*PROBLEM STATEMENT*
Make an exact copy of the entries below.

_ _ _

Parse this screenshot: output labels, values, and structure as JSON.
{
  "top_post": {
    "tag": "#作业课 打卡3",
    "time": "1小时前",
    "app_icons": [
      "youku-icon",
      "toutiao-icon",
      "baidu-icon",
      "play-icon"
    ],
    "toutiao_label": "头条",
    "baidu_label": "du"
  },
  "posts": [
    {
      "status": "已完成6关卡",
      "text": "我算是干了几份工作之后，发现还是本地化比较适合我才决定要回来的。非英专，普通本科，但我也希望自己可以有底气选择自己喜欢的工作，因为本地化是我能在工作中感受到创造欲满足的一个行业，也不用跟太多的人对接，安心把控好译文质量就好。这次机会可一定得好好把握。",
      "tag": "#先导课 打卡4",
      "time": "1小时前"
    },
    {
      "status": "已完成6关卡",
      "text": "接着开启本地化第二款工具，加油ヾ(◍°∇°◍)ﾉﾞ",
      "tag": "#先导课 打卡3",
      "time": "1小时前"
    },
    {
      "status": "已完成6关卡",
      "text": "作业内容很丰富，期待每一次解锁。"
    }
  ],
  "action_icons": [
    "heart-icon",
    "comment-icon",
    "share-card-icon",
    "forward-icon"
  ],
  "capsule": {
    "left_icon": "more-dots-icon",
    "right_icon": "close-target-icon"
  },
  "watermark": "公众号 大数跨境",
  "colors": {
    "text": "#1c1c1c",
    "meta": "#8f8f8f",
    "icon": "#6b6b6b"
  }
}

_ _ _

*RESULT OF THE EXERCISE*
Parse this screenshot: output labels, values, and structure as JSON.
{
  "top_post": {
    "tag": "#作业课 打卡3",
    "time": "1小时前",
    "app_icons": [
      "youku-icon",
      "toutiao-icon",
      "baidu-icon",
      "play-icon"
    ],
    "toutiao_label": "头条",
    "baidu_label": "du"
  },
  "posts": [
    {
      "status": "已完成6关卡",
      "text": "我算是干了几份工作之后，发现还是本地化比较适合我才决定要回来的。非英专，普通本科，但我也希望自己可以有底气选择自己喜欢的工作，因为本地化是我能在工作中感受到创造欲满足的一个行业，也不用跟太多的人对接，安心把控好译文质量就好。这次机会可一定得好好把握。",
      "tag": "#先导课 打卡4",
      "time": "1小时前"
    },
    {
      "status": "已完成6关卡",
      "text": "接着开启本地化第二款工具，加油ヾ(◍°∇°◍)ﾉﾞ",
      "tag": "#先导课 打卡3",
      "time": "1小时前"
    },
    {
      "status": "已完成6关卡",
      "text": "作业内容很丰富，期待每一次解锁。"
    }
  ],
  "action_icons": [
    "heart-icon",
    "comment-icon",
    "share-card-icon",
    "forward-icon"
  ],
  "capsule": {
    "left_icon": "more-dots-icon",
    "right_icon": "close-target-icon"
  },
  "watermark": "公众号 大数跨境",
  "colors": {
    "text": "#1c1c1c",
    "meta": "#8f8f8f",
    "icon": "#6b6b6b"
  }
}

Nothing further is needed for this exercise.